▶ [WHAT IS NEEDED] Put each line of the records below into a Markdown table with two columns, Row and Line. Number the rows in order and leave out any blank lines.
######
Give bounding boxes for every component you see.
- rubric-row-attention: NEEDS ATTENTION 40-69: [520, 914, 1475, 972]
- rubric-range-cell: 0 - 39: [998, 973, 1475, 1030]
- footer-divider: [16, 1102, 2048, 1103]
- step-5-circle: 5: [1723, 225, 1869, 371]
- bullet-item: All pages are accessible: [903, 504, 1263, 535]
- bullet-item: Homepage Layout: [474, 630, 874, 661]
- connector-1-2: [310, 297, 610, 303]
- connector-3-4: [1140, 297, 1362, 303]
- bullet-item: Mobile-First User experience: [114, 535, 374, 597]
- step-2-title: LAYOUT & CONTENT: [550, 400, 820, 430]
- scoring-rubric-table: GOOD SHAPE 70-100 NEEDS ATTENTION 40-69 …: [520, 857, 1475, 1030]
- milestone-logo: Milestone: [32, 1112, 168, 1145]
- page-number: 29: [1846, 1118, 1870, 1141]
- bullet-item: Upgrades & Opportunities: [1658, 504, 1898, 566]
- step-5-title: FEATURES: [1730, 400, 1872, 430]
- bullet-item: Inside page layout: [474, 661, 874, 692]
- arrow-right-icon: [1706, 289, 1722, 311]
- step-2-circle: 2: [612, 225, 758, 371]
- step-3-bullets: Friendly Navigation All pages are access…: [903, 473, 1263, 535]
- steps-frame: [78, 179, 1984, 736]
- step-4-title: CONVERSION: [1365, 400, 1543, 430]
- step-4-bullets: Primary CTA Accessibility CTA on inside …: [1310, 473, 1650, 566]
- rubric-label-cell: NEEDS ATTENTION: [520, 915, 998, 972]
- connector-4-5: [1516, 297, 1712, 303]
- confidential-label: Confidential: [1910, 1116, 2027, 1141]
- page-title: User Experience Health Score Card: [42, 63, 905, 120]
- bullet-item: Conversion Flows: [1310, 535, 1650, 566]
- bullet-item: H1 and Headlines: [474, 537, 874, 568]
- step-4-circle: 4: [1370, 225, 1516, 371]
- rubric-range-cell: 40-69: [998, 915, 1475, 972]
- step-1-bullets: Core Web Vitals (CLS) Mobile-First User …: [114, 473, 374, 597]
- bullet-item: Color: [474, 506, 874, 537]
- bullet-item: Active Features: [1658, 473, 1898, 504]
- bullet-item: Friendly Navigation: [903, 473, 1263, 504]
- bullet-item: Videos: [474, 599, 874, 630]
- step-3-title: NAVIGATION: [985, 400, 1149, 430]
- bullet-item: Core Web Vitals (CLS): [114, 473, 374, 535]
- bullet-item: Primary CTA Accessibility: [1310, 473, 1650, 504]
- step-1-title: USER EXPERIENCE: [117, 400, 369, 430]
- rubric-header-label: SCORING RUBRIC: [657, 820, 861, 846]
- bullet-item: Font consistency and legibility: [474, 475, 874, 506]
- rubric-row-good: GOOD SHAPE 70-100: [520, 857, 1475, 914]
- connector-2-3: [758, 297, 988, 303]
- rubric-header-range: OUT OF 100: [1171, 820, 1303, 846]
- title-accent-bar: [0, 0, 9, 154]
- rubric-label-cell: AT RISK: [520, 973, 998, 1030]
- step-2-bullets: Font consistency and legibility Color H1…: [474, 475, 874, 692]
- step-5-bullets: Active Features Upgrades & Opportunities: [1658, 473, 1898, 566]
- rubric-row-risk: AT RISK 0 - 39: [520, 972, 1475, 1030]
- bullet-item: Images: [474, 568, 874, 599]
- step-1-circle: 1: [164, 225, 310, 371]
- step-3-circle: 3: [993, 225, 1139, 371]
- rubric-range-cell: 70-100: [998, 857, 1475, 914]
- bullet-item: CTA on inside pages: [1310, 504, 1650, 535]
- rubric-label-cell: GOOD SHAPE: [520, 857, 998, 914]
######
▶ [FULL RESPONSE]
| Row | Line |
|---|---|
| 1 | Give bounding boxes for every component you see. |
| 2 | - rubric-row-attention: NEEDS ATTENTION 40-69: [520, 914, 1475, 972] |
| 3 | - rubric-range-cell: 0 - 39: [998, 973, 1475, 1030] |
| 4 | - footer-divider: [16, 1102, 2048, 1103] |
| 5 | - step-5-circle: 5: [1723, 225, 1869, 371] |
| 6 | - bullet-item: All pages are accessible: [903, 504, 1263, 535] |
| 7 | - bullet-item: Homepage Layout: [474, 630, 874, 661] |
| 8 | - connector-1-2: [310, 297, 610, 303] |
| 9 | - connector-3-4: [1140, 297, 1362, 303] |
| 10 | - bullet-item: Mobile-First User experience: [114, 535, 374, 597] |
| 11 | - step-2-title: LAYOUT & CONTENT: [550, 400, 820, 430] |
| 12 | - scoring-rubric-table: GOOD SHAPE 70-100 NEEDS ATTENTION 40-69 …: [520, 857, 1475, 1030] |
| 13 | - milestone-logo: Milestone: [32, 1112, 168, 1145] |
| 14 | - page-number: 29: [1846, 1118, 1870, 1141] |
| 15 | - bullet-item: Upgrades & Opportunities: [1658, 504, 1898, 566] |
| 16 | - step-5-title: FEATURES: [1730, 400, 1872, 430] |
| 17 | - bullet-item: Inside page layout: [474, 661, 874, 692] |
| 18 | - arrow-right-icon: [1706, 289, 1722, 311] |
| 19 | - step-2-circle: 2: [612, 225, 758, 371] |
| 20 | - step-3-bullets: Friendly Navigation All pages are access…: [903, 473, 1263, 535] |
| 21 | - steps-frame: [78, 179, 1984, 736] |
| 22 | - step-4-title: CONVERSION: [1365, 400, 1543, 430] |
| 23 | - step-4-bullets: Primary CTA Accessibility CTA on inside …: [1310, 473, 1650, 566] |
| 24 | - rubric-label-cell: NEEDS ATTENTION: [520, 915, 998, 972] |
| 25 | - connector-4-5: [1516, 297, 1712, 303] |
| 26 | - confidential-label: Confidential: [1910, 1116, 2027, 1141] |
| 27 | - page-title: User Experience Health Score Card: [42, 63, 905, 120] |
| 28 | - bullet-item: Conversion Flows: [1310, 535, 1650, 566] |
| 29 | - bullet-item: H1 and Headlines: [474, 537, 874, 568] |
| 30 | - step-4-circle: 4: [1370, 225, 1516, 371] |
| 31 | - rubric-range-cell: 40-69: [998, 915, 1475, 972] |
| 32 | - step-1-bullets: Core Web Vitals (CLS) Mobile-First User …: [114, 473, 374, 597] |
| 33 | - bullet-item: Color: [474, 506, 874, 537] |
| 34 | - bullet-item: Active Features: [1658, 473, 1898, 504] |
| 35 | - bullet-item: Friendly Navigation: [903, 473, 1263, 504] |
| 36 | - bullet-item: Videos: [474, 599, 874, 630] |
| 37 | - step-3-title: NAVIGATION: [985, 400, 1149, 430] |
| 38 | - bullet-item: Core Web Vitals (CLS): [114, 473, 374, 535] |
| 39 | - bullet-item: Primary CTA Accessibility: [1310, 473, 1650, 504] |
| 40 | - step-1-title: USER EXPERIENCE: [117, 400, 369, 430] |
| 41 | - rubric-header-label: SCORING RUBRIC: [657, 820, 861, 846] |
| 42 | - bullet-item: Font consistency and legibility: [474, 475, 874, 506] |
| 43 | - rubric-row-good: GOOD SHAPE 70-100: [520, 857, 1475, 914] |
| 44 | - connector-2-3: [758, 297, 988, 303] |
| 45 | - rubric-header-range: OUT OF 100: [1171, 820, 1303, 846] |
| 46 | - title-accent-bar: [0, 0, 9, 154] |
| 47 | - rubric-label-cell: AT RISK: [520, 973, 998, 1030] |
| 48 | - step-2-bullets: Font consistency and legibility Color H1…: [474, 475, 874, 692] |
| 49 | - step-5-bullets: Active Features Upgrades & Opportunities: [1658, 473, 1898, 566] |
| 50 | - rubric-row-risk: AT RISK 0 - 39: [520, 972, 1475, 1030] |
| 51 | - bullet-item: Images: [474, 568, 874, 599] |
| 52 | - step-1-circle: 1: [164, 225, 310, 371] |
| 53 | - step-3-circle: 3: [993, 225, 1139, 371] |
| 54 | - rubric-range-cell: 70-100: [998, 857, 1475, 914] |
| 55 | - bullet-item: CTA on inside pages: [1310, 504, 1650, 535] |
| 56 | - rubric-label-cell: GOOD SHAPE: [520, 857, 998, 914] |